** START OF THE RECORDS **
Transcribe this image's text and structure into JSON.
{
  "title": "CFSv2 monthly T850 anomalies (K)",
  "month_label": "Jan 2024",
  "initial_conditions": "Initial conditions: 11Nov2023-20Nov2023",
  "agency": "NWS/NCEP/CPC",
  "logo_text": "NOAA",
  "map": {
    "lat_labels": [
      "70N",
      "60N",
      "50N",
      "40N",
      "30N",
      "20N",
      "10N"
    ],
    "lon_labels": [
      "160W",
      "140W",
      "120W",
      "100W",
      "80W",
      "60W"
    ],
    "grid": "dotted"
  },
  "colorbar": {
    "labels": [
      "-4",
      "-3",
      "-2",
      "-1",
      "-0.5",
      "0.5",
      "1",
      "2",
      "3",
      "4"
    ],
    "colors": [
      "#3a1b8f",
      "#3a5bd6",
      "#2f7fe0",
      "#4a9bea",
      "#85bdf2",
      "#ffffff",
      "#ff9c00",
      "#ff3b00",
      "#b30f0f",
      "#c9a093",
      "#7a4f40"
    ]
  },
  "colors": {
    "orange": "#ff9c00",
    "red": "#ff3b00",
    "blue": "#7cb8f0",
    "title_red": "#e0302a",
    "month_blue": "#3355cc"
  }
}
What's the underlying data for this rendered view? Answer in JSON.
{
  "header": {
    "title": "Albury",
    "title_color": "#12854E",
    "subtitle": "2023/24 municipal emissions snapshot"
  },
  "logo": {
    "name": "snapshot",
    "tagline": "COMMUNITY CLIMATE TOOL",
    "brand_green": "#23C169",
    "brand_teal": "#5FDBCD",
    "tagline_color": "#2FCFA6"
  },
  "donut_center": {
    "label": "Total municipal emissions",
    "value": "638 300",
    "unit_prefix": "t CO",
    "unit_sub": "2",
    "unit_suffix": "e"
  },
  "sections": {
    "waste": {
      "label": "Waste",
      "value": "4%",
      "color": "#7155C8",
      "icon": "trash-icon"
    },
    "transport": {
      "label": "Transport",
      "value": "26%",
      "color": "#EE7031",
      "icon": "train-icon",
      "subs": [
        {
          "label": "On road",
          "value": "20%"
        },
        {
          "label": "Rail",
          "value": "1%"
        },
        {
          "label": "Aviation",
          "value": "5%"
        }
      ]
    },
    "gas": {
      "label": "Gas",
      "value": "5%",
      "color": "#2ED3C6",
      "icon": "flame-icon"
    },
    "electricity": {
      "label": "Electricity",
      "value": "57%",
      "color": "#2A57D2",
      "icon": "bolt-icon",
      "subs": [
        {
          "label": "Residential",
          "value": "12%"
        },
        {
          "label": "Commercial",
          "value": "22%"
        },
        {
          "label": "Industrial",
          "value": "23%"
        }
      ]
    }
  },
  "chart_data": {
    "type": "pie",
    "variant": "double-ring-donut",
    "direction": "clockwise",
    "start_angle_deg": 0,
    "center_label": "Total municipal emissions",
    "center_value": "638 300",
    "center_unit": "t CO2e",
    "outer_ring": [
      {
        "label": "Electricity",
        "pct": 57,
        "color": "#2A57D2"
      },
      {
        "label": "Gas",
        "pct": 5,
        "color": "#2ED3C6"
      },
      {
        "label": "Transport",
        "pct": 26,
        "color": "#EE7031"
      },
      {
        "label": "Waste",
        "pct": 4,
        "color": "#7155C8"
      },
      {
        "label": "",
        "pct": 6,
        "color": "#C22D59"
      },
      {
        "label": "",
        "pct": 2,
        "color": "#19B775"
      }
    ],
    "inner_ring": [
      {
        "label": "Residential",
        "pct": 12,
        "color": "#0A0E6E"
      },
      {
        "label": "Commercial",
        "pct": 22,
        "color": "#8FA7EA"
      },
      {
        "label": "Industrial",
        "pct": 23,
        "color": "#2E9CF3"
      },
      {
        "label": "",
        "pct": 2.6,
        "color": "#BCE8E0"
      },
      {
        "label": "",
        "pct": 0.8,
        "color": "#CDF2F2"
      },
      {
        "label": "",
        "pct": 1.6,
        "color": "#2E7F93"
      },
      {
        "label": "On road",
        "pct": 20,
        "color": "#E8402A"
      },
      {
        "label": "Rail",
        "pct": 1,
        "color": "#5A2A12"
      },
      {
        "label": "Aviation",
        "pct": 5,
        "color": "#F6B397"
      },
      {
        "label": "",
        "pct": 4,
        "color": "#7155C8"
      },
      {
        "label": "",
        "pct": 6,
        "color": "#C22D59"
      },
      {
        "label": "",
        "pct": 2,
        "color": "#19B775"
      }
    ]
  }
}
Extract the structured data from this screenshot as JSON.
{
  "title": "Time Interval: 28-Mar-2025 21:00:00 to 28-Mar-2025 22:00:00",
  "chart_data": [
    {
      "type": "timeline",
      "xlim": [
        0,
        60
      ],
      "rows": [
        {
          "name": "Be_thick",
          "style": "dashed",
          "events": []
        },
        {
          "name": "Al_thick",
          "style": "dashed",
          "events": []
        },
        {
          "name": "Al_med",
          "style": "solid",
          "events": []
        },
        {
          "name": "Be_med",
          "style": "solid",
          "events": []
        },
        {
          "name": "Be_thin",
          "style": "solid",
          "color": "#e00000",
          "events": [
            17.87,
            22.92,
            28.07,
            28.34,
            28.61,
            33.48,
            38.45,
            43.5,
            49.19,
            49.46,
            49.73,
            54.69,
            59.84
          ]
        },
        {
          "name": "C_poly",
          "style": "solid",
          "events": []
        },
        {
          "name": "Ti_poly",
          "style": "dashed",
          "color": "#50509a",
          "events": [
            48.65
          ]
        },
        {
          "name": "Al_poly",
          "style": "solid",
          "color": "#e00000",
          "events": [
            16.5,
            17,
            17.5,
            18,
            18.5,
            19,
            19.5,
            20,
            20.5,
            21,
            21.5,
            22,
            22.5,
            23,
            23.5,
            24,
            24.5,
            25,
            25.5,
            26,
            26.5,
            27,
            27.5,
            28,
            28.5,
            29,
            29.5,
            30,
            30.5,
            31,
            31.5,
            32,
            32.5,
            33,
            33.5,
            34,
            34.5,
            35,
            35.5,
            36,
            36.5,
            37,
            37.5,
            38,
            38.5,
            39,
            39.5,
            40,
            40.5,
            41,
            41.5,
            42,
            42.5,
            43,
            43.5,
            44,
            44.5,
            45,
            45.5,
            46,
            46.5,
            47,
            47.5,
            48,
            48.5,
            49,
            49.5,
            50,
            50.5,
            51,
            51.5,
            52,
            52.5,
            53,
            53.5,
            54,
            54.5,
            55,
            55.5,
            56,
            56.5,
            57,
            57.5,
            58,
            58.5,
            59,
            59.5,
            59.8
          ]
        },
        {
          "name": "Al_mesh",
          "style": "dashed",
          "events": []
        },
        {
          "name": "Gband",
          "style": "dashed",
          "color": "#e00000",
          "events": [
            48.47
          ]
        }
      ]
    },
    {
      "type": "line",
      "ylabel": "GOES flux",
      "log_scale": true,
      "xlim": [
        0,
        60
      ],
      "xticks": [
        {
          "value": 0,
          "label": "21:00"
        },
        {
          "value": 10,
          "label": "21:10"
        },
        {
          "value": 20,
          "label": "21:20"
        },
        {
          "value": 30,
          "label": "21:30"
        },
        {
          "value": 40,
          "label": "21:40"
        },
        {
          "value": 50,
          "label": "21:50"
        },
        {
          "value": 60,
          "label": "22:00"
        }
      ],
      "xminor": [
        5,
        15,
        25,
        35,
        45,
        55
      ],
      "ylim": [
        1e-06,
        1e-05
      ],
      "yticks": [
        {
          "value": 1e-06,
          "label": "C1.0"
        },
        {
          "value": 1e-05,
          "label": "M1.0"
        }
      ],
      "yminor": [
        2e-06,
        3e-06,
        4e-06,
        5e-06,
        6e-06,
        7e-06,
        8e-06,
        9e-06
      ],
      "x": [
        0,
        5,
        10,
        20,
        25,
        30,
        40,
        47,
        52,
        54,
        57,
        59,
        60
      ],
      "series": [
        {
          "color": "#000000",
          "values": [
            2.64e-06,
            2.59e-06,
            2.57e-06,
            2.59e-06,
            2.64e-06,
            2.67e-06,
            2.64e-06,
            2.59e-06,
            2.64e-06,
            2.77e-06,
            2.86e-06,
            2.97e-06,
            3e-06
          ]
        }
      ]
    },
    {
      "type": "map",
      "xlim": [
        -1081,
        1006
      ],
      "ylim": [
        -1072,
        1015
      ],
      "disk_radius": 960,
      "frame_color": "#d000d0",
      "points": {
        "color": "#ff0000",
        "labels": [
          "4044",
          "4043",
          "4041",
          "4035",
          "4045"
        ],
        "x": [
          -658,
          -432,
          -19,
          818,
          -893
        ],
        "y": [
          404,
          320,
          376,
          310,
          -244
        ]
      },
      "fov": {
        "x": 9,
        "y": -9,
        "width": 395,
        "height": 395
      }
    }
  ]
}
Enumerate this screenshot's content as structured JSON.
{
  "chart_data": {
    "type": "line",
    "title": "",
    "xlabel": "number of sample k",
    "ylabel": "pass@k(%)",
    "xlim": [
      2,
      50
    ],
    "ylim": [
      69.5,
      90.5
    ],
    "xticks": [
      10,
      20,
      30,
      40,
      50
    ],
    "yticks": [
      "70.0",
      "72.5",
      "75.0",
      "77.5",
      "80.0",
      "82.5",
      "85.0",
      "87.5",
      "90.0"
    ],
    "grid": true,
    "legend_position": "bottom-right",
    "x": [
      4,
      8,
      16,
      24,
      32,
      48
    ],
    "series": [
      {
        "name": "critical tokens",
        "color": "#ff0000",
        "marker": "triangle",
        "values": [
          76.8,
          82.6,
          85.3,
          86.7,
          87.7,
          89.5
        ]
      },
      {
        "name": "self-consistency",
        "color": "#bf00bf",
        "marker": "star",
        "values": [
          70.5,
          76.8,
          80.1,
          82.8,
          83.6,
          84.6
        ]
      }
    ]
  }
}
** END OF THE RECORDS **
■ **THE TASK**
Copy each line above containing the string "screenshot".

■ **EXPECTED ANSWER**
Extract the structured data from this screenshot as JSON.
Enumerate this screenshot's content as structured JSON.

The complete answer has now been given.